◆ **Data in this exercise**:
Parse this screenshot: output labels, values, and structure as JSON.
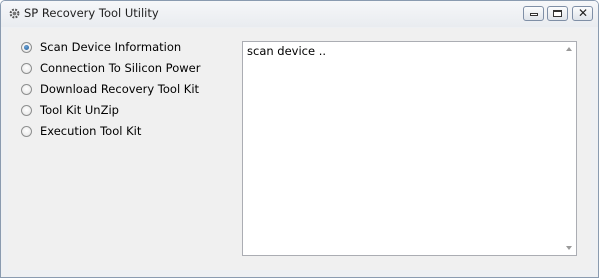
{
  "window": {
    "title": "SP Recovery Tool Utility",
    "icon": "gear-icon",
    "controls": {
      "minimize": "minimize-icon",
      "maximize": "maximize-icon",
      "close": "close-icon",
      "close_glyph": "✕"
    }
  },
  "options": [
    {
      "label": "Scan Device Information",
      "checked": true
    },
    {
      "label": "Connection To Silicon Power",
      "checked": false
    },
    {
      "label": "Download Recovery Tool Kit",
      "checked": false
    },
    {
      "label": "Tool Kit UnZip",
      "checked": false
    },
    {
      "label": "Execution Tool Kit",
      "checked": false
    }
  ],
  "log": {
    "text": "scan device .."
  },
  "colors": {
    "radio_selected": "#1d5a95",
    "border": "#abadb3",
    "window_bg": "#f0f0f0"
  }
}
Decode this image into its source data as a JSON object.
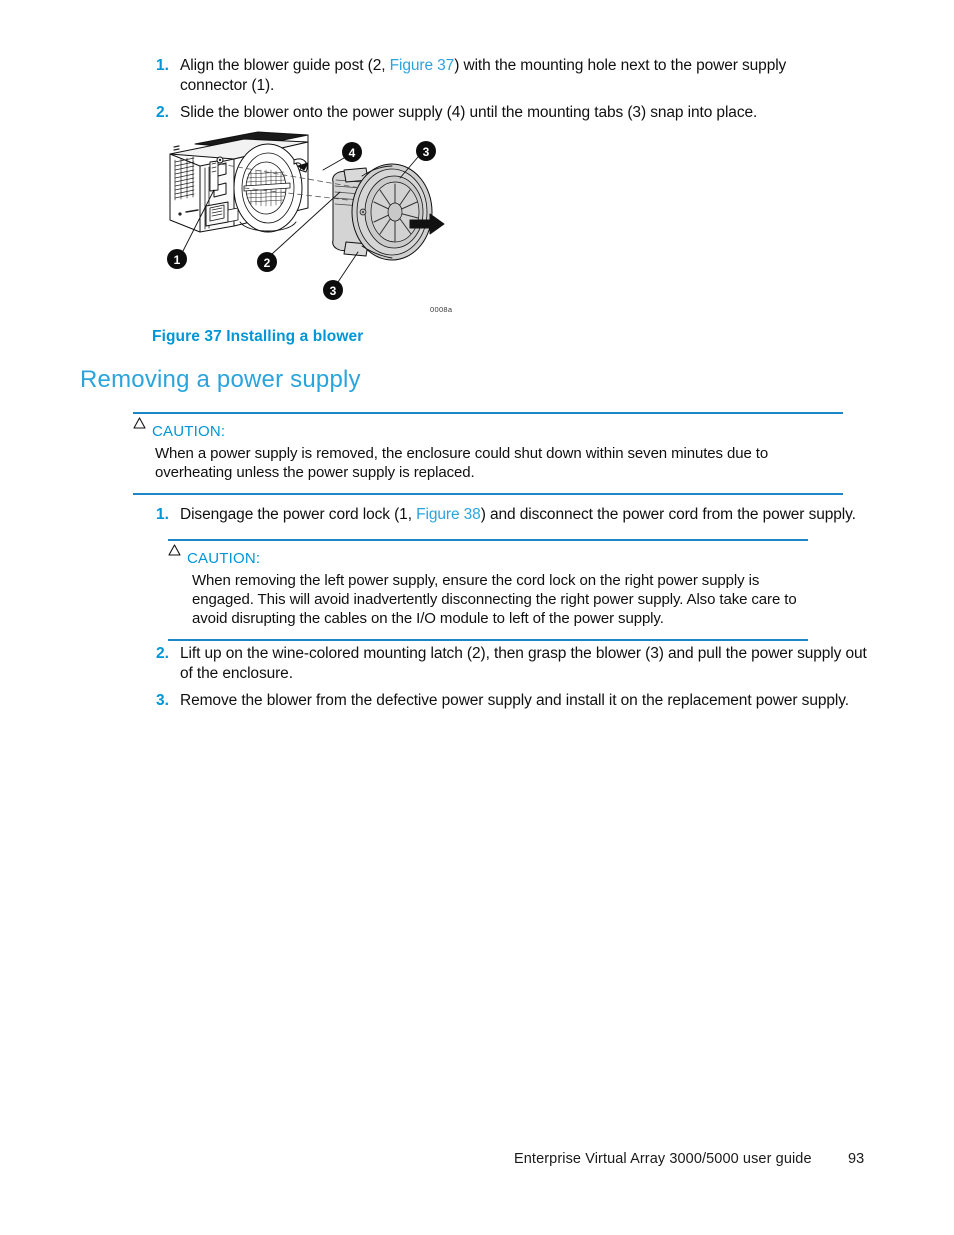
{
  "document": {
    "title": "Enterprise Virtual Array 3000/5000 user guide",
    "page_number": "93",
    "accent_color": "#0096d6",
    "link_color": "#2aa4dd",
    "body_color": "#101010"
  },
  "top_steps": [
    {
      "num": "1.",
      "pre": "Align the blower guide post (2, ",
      "link": "Figure 37",
      "post": ") with the mounting hole next to the power supply connector (1)."
    },
    {
      "num": "2.",
      "pre": "Slide the blower onto the power supply (4) until the mounting tabs (3) snap into place.",
      "link": "",
      "post": ""
    }
  ],
  "figure": {
    "id_label": "0008a",
    "caption": "Figure 37 Installing a blower",
    "callouts": [
      {
        "label": "1"
      },
      {
        "label": "2"
      },
      {
        "label": "3"
      },
      {
        "label": "3"
      },
      {
        "label": "4"
      }
    ]
  },
  "heading": {
    "text": "Removing a power supply"
  },
  "caution_1": {
    "icon": "warning-triangle-icon",
    "title": "CAUTION:",
    "body": "When a power supply is removed, the enclosure could shut down within seven minutes due to overheating unless the power supply is replaced."
  },
  "step_cord": {
    "num": "1.",
    "pre": "Disengage the power cord lock (1, ",
    "link": "Figure 38",
    "post": ") and disconnect the power cord from the power supply."
  },
  "caution_2": {
    "icon": "warning-triangle-icon",
    "title": "CAUTION:",
    "body": "When removing the left power supply, ensure the cord lock on the right power supply is engaged. This will avoid inadvertently disconnecting the right power supply. Also take care to avoid disrupting the cables on the I/O module to left of the power supply."
  },
  "bottom_steps": [
    {
      "num": "2.",
      "pre": "Lift up on the wine-colored mounting latch (2), then grasp the blower (3) and pull the power supply out of the enclosure.",
      "link": "",
      "post": ""
    },
    {
      "num": "3.",
      "pre": "Remove the blower from the defective power supply and install it on the replacement power supply.",
      "link": "",
      "post": ""
    }
  ]
}
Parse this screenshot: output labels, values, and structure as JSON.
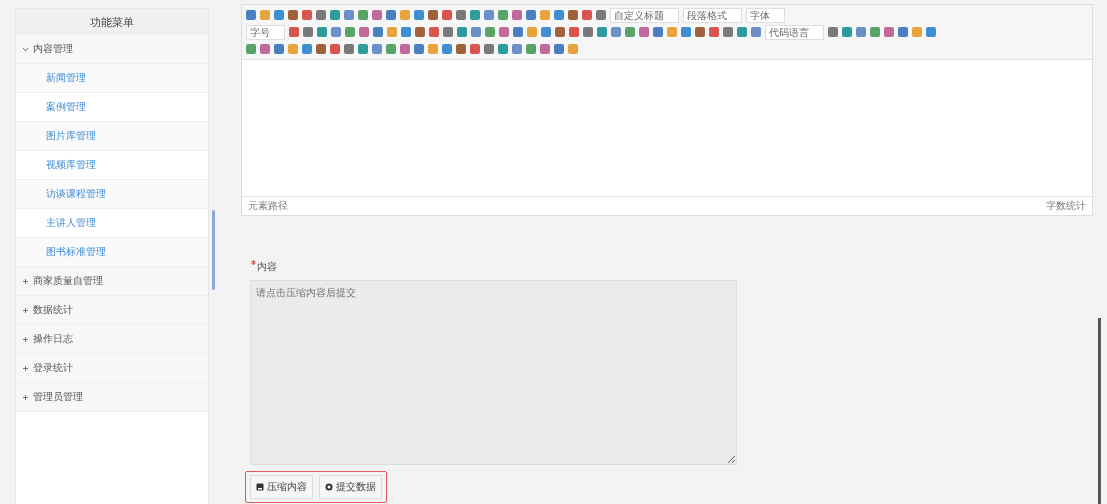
{
  "sidebar": {
    "title": "功能菜单",
    "groups": [
      {
        "label": "内容管理",
        "expanded": true,
        "children": [
          {
            "label": "新闻管理"
          },
          {
            "label": "案例管理"
          },
          {
            "label": "图片库管理"
          },
          {
            "label": "视频库管理"
          },
          {
            "label": "访谈课程管理"
          },
          {
            "label": "主讲人管理"
          },
          {
            "label": "图书标准管理"
          }
        ]
      },
      {
        "label": "商家质量自管理",
        "expanded": false
      },
      {
        "label": "数据统计",
        "expanded": false
      },
      {
        "label": "操作日志",
        "expanded": false
      },
      {
        "label": "登录统计",
        "expanded": false
      },
      {
        "label": "管理员管理",
        "expanded": false
      }
    ]
  },
  "editor": {
    "toolbar_selects": [
      "自定义标题",
      "段落格式",
      "字体",
      "字号",
      "代码语言"
    ],
    "status_left": "元素路径",
    "status_right": "字数统计"
  },
  "content_field": {
    "label": "内容",
    "required": true,
    "placeholder": "请点击压缩内容后提交"
  },
  "buttons": [
    {
      "label": "压缩内容",
      "kind": "compress"
    },
    {
      "label": "提交数据",
      "kind": "submit"
    }
  ]
}
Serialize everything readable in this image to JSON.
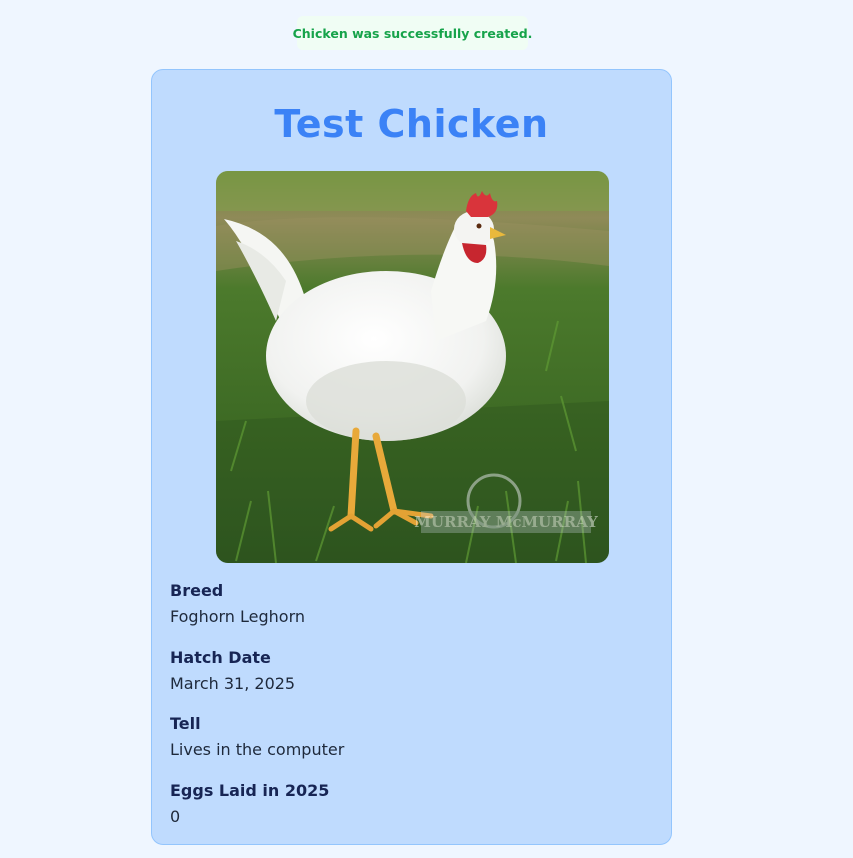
{
  "notice": {
    "text": "Chicken was successfully created."
  },
  "chicken": {
    "name": "Test Chicken",
    "photo": {
      "alt": "White Leghorn chicken standing on grass",
      "watermark": "MURRAY McMURRAY"
    },
    "fields": [
      {
        "label": "Breed",
        "value": "Foghorn Leghorn"
      },
      {
        "label": "Hatch Date",
        "value": "March 31, 2025"
      },
      {
        "label": "Tell",
        "value": "Lives in the computer"
      },
      {
        "label": "Eggs Laid in 2025",
        "value": "0"
      }
    ]
  },
  "colors": {
    "page_background": "#eff6ff",
    "card_background": "#bfdbfe",
    "card_border": "#93c5fd",
    "title": "#3b82f6",
    "notice_text": "#16a34a",
    "notice_background": "#f0fdf4",
    "label_text": "#172554"
  }
}
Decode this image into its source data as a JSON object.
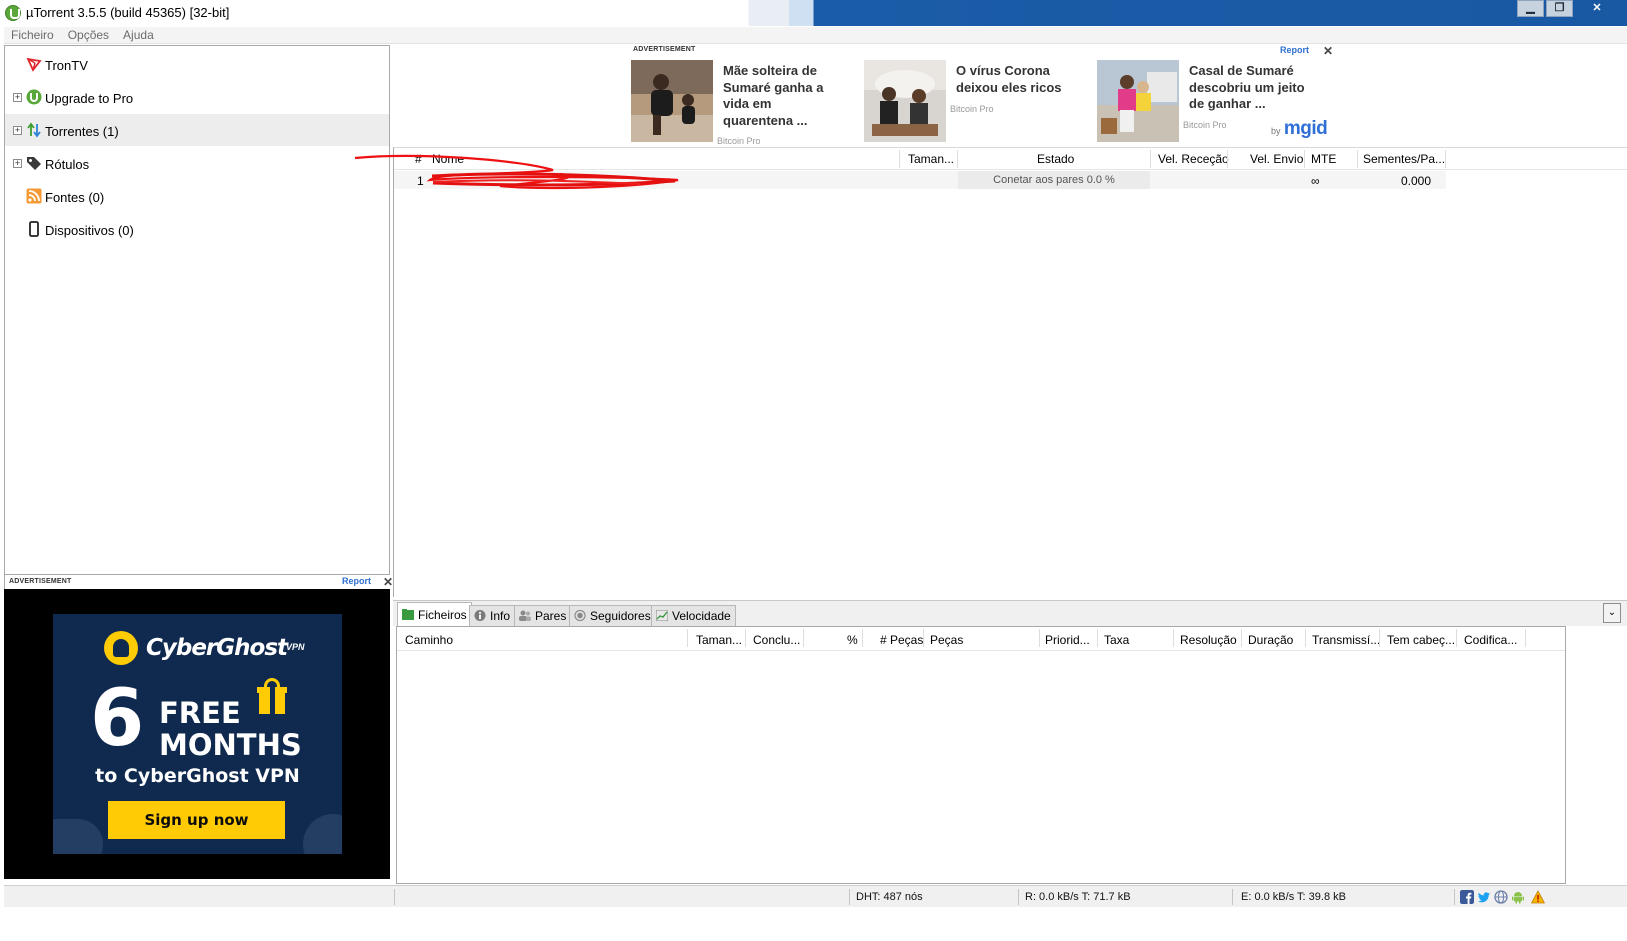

◆ **Exercise**: What do the lines above say from the line containing "Serialize everything readable" through the last line? Quote them exactly, both ends included, and leave out the pictures.

◆ **Solution to the exercise**:
Serialize everything readable in this image to JSON.
{
  "notice": {
    "text": "Chicken was successfully created."
  },
  "chicken": {
    "name": "Test Chicken",
    "photo": {
      "alt": "White Leghorn chicken standing on grass",
      "watermark": "MURRAY McMURRAY"
    },
    "fields": [
      {
        "label": "Breed",
        "value": "Foghorn Leghorn"
      },
      {
        "label": "Hatch Date",
        "value": "March 31, 2025"
      },
      {
        "label": "Tell",
        "value": "Lives in the computer"
      },
      {
        "label": "Eggs Laid in 2025",
        "value": "0"
      }
    ]
  },
  "colors": {
    "page_background": "#eff6ff",
    "card_background": "#bfdbfe",
    "card_border": "#93c5fd",
    "title": "#3b82f6",
    "notice_text": "#16a34a",
    "notice_background": "#f0fdf4",
    "label_text": "#172554"
  }
}
Decode this image into its source data as a JSON object.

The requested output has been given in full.